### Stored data
····················
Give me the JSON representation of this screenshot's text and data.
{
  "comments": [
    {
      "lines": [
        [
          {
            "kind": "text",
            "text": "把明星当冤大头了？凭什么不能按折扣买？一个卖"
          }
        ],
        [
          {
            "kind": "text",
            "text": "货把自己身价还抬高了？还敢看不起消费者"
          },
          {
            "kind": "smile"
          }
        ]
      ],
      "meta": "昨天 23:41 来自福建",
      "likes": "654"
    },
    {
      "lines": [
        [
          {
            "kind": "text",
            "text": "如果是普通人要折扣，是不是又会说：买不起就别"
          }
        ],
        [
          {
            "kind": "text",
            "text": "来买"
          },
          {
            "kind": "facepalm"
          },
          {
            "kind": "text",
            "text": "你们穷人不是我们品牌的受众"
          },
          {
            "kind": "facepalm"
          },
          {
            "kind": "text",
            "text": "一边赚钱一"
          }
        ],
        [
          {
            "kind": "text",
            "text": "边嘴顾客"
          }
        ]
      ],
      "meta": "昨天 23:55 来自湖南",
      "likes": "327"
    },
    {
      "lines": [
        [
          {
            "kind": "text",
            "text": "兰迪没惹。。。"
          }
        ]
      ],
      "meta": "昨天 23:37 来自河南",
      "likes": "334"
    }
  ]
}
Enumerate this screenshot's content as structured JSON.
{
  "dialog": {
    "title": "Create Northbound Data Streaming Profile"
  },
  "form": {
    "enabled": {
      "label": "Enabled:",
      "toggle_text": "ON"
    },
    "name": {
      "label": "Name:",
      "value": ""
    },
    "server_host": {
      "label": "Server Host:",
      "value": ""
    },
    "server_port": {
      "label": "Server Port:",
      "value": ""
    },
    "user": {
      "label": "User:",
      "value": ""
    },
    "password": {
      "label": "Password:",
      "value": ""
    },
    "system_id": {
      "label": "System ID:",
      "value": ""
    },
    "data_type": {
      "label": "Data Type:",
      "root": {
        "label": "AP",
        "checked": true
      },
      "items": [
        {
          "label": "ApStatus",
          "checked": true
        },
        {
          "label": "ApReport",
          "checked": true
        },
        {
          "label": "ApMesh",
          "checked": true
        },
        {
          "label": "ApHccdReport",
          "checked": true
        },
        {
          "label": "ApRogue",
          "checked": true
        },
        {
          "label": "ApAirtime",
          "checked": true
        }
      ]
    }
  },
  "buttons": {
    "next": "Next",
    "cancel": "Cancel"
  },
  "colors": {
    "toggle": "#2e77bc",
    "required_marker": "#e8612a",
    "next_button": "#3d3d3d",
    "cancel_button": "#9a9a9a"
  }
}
····················
### GOAL OF THE EXERCISE
Copy out every line of the data above, exactly as given.

### COMPLETED EXERCISE
Give me the JSON representation of this screenshot's text and data.
{
  "comments": [
    {
      "lines": [
        [
          {
            "kind": "text",
            "text": "把明星当冤大头了？凭什么不能按折扣买？一个卖"
          }
        ],
        [
          {
            "kind": "text",
            "text": "货把自己身价还抬高了？还敢看不起消费者"
          },
          {
            "kind": "smile"
          }
        ]
      ],
      "meta": "昨天 23:41 来自福建",
      "likes": "654"
    },
    {
      "lines": [
        [
          {
            "kind": "text",
            "text": "如果是普通人要折扣，是不是又会说：买不起就别"
          }
        ],
        [
          {
            "kind": "text",
            "text": "来买"
          },
          {
            "kind": "facepalm"
          },
          {
            "kind": "text",
            "text": "你们穷人不是我们品牌的受众"
          },
          {
            "kind": "facepalm"
          },
          {
            "kind": "text",
            "text": "一边赚钱一"
          }
        ],
        [
          {
            "kind": "text",
            "text": "边嘴顾客"
          }
        ]
      ],
      "meta": "昨天 23:55 来自湖南",
      "likes": "327"
    },
    {
      "lines": [
        [
          {
            "kind": "text",
            "text": "兰迪没惹。。。"
          }
        ]
      ],
      "meta": "昨天 23:37 来自河南",
      "likes": "334"
    }
  ]
}
Enumerate this screenshot's content as structured JSON.
{
  "dialog": {
    "title": "Create Northbound Data Streaming Profile"
  },
  "form": {
    "enabled": {
      "label": "Enabled:",
      "toggle_text": "ON"
    },
    "name": {
      "label": "Name:",
      "value": ""
    },
    "server_host": {
      "label": "Server Host:",
      "value": ""
    },
    "server_port": {
      "label": "Server Port:",
      "value": ""
    },
    "user": {
      "label": "User:",
      "value": ""
    },
    "password": {
      "label": "Password:",
      "value": ""
    },
    "system_id": {
      "label": "System ID:",
      "value": ""
    },
    "data_type": {
      "label": "Data Type:",
      "root": {
        "label": "AP",
        "checked": true
      },
      "items": [
        {
          "label": "ApStatus",
          "checked": true
        },
        {
          "label": "ApReport",
          "checked": true
        },
        {
          "label": "ApMesh",
          "checked": true
        },
        {
          "label": "ApHccdReport",
          "checked": true
        },
        {
          "label": "ApRogue",
          "checked": true
        },
        {
          "label": "ApAirtime",
          "checked": true
        }
      ]
    }
  },
  "buttons": {
    "next": "Next",
    "cancel": "Cancel"
  },
  "colors": {
    "toggle": "#2e77bc",
    "required_marker": "#e8612a",
    "next_button": "#3d3d3d",
    "cancel_button": "#9a9a9a"
  }
}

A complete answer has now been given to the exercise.